» TASK DESCRIPTION: Output the data that follows exactly, line for line.

»»

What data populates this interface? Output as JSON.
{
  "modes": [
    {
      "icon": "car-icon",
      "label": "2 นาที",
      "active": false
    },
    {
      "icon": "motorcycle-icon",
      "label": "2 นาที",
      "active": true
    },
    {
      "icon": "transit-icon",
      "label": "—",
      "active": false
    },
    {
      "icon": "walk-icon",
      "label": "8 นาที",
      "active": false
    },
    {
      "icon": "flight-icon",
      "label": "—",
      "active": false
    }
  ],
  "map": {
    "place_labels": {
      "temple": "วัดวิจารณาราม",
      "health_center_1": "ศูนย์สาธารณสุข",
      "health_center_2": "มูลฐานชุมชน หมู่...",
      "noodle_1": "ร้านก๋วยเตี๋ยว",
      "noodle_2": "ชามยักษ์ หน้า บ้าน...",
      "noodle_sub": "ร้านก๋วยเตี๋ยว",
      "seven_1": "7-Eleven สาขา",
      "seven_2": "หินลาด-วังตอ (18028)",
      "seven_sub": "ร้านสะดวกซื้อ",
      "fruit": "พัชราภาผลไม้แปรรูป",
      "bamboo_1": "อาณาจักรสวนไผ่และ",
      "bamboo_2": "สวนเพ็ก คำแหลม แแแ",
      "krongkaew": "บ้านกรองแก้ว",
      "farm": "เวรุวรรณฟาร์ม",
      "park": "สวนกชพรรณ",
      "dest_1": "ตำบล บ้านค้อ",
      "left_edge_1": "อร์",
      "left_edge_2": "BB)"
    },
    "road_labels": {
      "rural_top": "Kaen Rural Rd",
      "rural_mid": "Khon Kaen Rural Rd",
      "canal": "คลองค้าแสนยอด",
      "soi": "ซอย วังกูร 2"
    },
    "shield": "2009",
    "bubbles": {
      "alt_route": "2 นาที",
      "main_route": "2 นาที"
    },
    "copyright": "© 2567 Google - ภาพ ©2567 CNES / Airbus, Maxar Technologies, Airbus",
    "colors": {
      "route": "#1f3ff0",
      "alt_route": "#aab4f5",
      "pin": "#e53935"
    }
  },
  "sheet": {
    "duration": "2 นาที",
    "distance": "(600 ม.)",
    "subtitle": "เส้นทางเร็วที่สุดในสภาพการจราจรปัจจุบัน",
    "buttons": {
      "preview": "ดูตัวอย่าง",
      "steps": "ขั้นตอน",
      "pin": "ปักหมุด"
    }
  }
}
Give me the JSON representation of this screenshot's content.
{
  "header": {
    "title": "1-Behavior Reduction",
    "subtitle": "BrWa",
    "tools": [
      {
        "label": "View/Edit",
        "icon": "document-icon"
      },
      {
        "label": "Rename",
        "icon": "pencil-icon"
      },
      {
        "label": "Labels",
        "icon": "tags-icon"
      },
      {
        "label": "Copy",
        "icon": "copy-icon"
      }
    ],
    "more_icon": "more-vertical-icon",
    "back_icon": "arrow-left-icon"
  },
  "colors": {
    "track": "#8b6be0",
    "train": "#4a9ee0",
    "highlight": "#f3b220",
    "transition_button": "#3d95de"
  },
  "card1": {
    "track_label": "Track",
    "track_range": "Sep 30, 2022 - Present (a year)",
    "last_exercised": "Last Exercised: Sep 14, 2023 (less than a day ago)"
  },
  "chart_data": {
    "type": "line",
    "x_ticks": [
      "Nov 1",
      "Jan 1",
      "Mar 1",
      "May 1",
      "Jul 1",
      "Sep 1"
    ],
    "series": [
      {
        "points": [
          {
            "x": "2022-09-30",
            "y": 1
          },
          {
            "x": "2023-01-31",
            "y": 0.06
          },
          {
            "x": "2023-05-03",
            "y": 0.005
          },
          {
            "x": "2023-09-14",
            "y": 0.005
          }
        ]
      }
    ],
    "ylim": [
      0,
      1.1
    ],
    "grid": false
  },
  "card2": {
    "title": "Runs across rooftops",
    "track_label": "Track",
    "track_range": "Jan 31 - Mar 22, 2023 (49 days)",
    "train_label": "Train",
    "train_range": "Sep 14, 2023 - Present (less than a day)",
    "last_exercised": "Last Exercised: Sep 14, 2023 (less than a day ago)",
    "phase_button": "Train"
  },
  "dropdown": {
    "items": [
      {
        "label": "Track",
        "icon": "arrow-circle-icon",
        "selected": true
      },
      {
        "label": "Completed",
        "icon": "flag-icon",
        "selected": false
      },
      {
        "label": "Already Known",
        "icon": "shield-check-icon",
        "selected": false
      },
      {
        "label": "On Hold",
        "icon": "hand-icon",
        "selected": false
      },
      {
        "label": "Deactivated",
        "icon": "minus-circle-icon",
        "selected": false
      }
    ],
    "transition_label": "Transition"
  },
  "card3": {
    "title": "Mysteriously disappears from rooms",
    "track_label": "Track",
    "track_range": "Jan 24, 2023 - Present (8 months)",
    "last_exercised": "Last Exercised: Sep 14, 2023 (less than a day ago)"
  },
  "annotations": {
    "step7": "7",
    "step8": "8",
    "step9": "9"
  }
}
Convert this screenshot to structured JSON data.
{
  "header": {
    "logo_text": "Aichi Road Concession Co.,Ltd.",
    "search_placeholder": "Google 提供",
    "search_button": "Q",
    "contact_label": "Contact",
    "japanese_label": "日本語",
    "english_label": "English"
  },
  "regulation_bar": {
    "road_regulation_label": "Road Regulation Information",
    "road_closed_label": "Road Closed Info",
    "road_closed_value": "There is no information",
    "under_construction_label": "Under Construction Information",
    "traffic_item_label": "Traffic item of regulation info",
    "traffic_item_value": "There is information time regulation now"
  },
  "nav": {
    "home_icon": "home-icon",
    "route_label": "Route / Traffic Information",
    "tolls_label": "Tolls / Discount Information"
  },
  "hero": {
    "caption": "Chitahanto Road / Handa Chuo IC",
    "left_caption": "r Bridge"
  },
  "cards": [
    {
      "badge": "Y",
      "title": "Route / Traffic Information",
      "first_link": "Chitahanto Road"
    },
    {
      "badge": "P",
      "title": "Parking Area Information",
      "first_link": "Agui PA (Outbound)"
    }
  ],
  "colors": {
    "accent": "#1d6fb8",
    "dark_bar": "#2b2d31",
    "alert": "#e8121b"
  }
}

««

» WRITTEN REPLY:
What data populates this interface? Output as JSON.
{
  "modes": [
    {
      "icon": "car-icon",
      "label": "2 นาที",
      "active": false
    },
    {
      "icon": "motorcycle-icon",
      "label": "2 นาที",
      "active": true
    },
    {
      "icon": "transit-icon",
      "label": "—",
      "active": false
    },
    {
      "icon": "walk-icon",
      "label": "8 นาที",
      "active": false
    },
    {
      "icon": "flight-icon",
      "label": "—",
      "active": false
    }
  ],
  "map": {
    "place_labels": {
      "temple": "วัดวิจารณาราม",
      "health_center_1": "ศูนย์สาธารณสุข",
      "health_center_2": "มูลฐานชุมชน หมู่...",
      "noodle_1": "ร้านก๋วยเตี๋ยว",
      "noodle_2": "ชามยักษ์ หน้า บ้าน...",
      "noodle_sub": "ร้านก๋วยเตี๋ยว",
      "seven_1": "7-Eleven สาขา",
      "seven_2": "หินลาด-วังตอ (18028)",
      "seven_sub": "ร้านสะดวกซื้อ",
      "fruit": "พัชราภาผลไม้แปรรูป",
      "bamboo_1": "อาณาจักรสวนไผ่และ",
      "bamboo_2": "สวนเพ็ก คำแหลม แแแ",
      "krongkaew": "บ้านกรองแก้ว",
      "farm": "เวรุวรรณฟาร์ม",
      "park": "สวนกชพรรณ",
      "dest_1": "ตำบล บ้านค้อ",
      "left_edge_1": "อร์",
      "left_edge_2": "BB)"
    },
    "road_labels": {
      "rural_top": "Kaen Rural Rd",
      "rural_mid": "Khon Kaen Rural Rd",
      "canal": "คลองค้าแสนยอด",
      "soi": "ซอย วังกูร 2"
    },
    "shield": "2009",
    "bubbles": {
      "alt_route": "2 นาที",
      "main_route": "2 นาที"
    },
    "copyright": "© 2567 Google - ภาพ ©2567 CNES / Airbus, Maxar Technologies, Airbus",
    "colors": {
      "route": "#1f3ff0",
      "alt_route": "#aab4f5",
      "pin": "#e53935"
    }
  },
  "sheet": {
    "duration": "2 นาที",
    "distance": "(600 ม.)",
    "subtitle": "เส้นทางเร็วที่สุดในสภาพการจราจรปัจจุบัน",
    "buttons": {
      "preview": "ดูตัวอย่าง",
      "steps": "ขั้นตอน",
      "pin": "ปักหมุด"
    }
  }
}
Give me the JSON representation of this screenshot's content.
{
  "header": {
    "title": "1-Behavior Reduction",
    "subtitle": "BrWa",
    "tools": [
      {
        "label": "View/Edit",
        "icon": "document-icon"
      },
      {
        "label": "Rename",
        "icon": "pencil-icon"
      },
      {
        "label": "Labels",
        "icon": "tags-icon"
      },
      {
        "label": "Copy",
        "icon": "copy-icon"
      }
    ],
    "more_icon": "more-vertical-icon",
    "back_icon": "arrow-left-icon"
  },
  "colors": {
    "track": "#8b6be0",
    "train": "#4a9ee0",
    "highlight": "#f3b220",
    "transition_button": "#3d95de"
  },
  "card1": {
    "track_label": "Track",
    "track_range": "Sep 30, 2022 - Present (a year)",
    "last_exercised": "Last Exercised: Sep 14, 2023 (less than a day ago)"
  },
  "chart_data": {
    "type": "line",
    "x_ticks": [
      "Nov 1",
      "Jan 1",
      "Mar 1",
      "May 1",
      "Jul 1",
      "Sep 1"
    ],
    "series": [
      {
        "points": [
          {
            "x": "2022-09-30",
            "y": 1
          },
          {
            "x": "2023-01-31",
            "y": 0.06
          },
          {
            "x": "2023-05-03",
            "y": 0.005
          },
          {
            "x": "2023-09-14",
            "y": 0.005
          }
        ]
      }
    ],
    "ylim": [
      0,
      1.1
    ],
    "grid": false
  },
  "card2": {
    "title": "Runs across rooftops",
    "track_label": "Track",
    "track_range": "Jan 31 - Mar 22, 2023 (49 days)",
    "train_label": "Train",
    "train_range": "Sep 14, 2023 - Present (less than a day)",
    "last_exercised": "Last Exercised: Sep 14, 2023 (less than a day ago)",
    "phase_button": "Train"
  },
  "dropdown": {
    "items": [
      {
        "label": "Track",
        "icon": "arrow-circle-icon",
        "selected": true
      },
      {
        "label": "Completed",
        "icon": "flag-icon",
        "selected": false
      },
      {
        "label": "Already Known",
        "icon": "shield-check-icon",
        "selected": false
      },
      {
        "label": "On Hold",
        "icon": "hand-icon",
        "selected": false
      },
      {
        "label": "Deactivated",
        "icon": "minus-circle-icon",
        "selected": false
      }
    ],
    "transition_label": "Transition"
  },
  "card3": {
    "title": "Mysteriously disappears from rooms",
    "track_label": "Track",
    "track_range": "Jan 24, 2023 - Present (8 months)",
    "last_exercised": "Last Exercised: Sep 14, 2023 (less than a day ago)"
  },
  "annotations": {
    "step7": "7",
    "step8": "8",
    "step9": "9"
  }
}
Convert this screenshot to structured JSON data.
{
  "header": {
    "logo_text": "Aichi Road Concession Co.,Ltd.",
    "search_placeholder": "Google 提供",
    "search_button": "Q",
    "contact_label": "Contact",
    "japanese_label": "日本語",
    "english_label": "English"
  },
  "regulation_bar": {
    "road_regulation_label": "Road Regulation Information",
    "road_closed_label": "Road Closed Info",
    "road_closed_value": "There is no information",
    "under_construction_label": "Under Construction Information",
    "traffic_item_label": "Traffic item of regulation info",
    "traffic_item_value": "There is information time regulation now"
  },
  "nav": {
    "home_icon": "home-icon",
    "route_label": "Route / Traffic Information",
    "tolls_label": "Tolls / Discount Information"
  },
  "hero": {
    "caption": "Chitahanto Road / Handa Chuo IC",
    "left_caption": "r Bridge"
  },
  "cards": [
    {
      "badge": "Y",
      "title": "Route / Traffic Information",
      "first_link": "Chitahanto Road"
    },
    {
      "badge": "P",
      "title": "Parking Area Information",
      "first_link": "Agui PA (Outbound)"
    }
  ],
  "colors": {
    "accent": "#1d6fb8",
    "dark_bar": "#2b2d31",
    "alert": "#e8121b"
  }
}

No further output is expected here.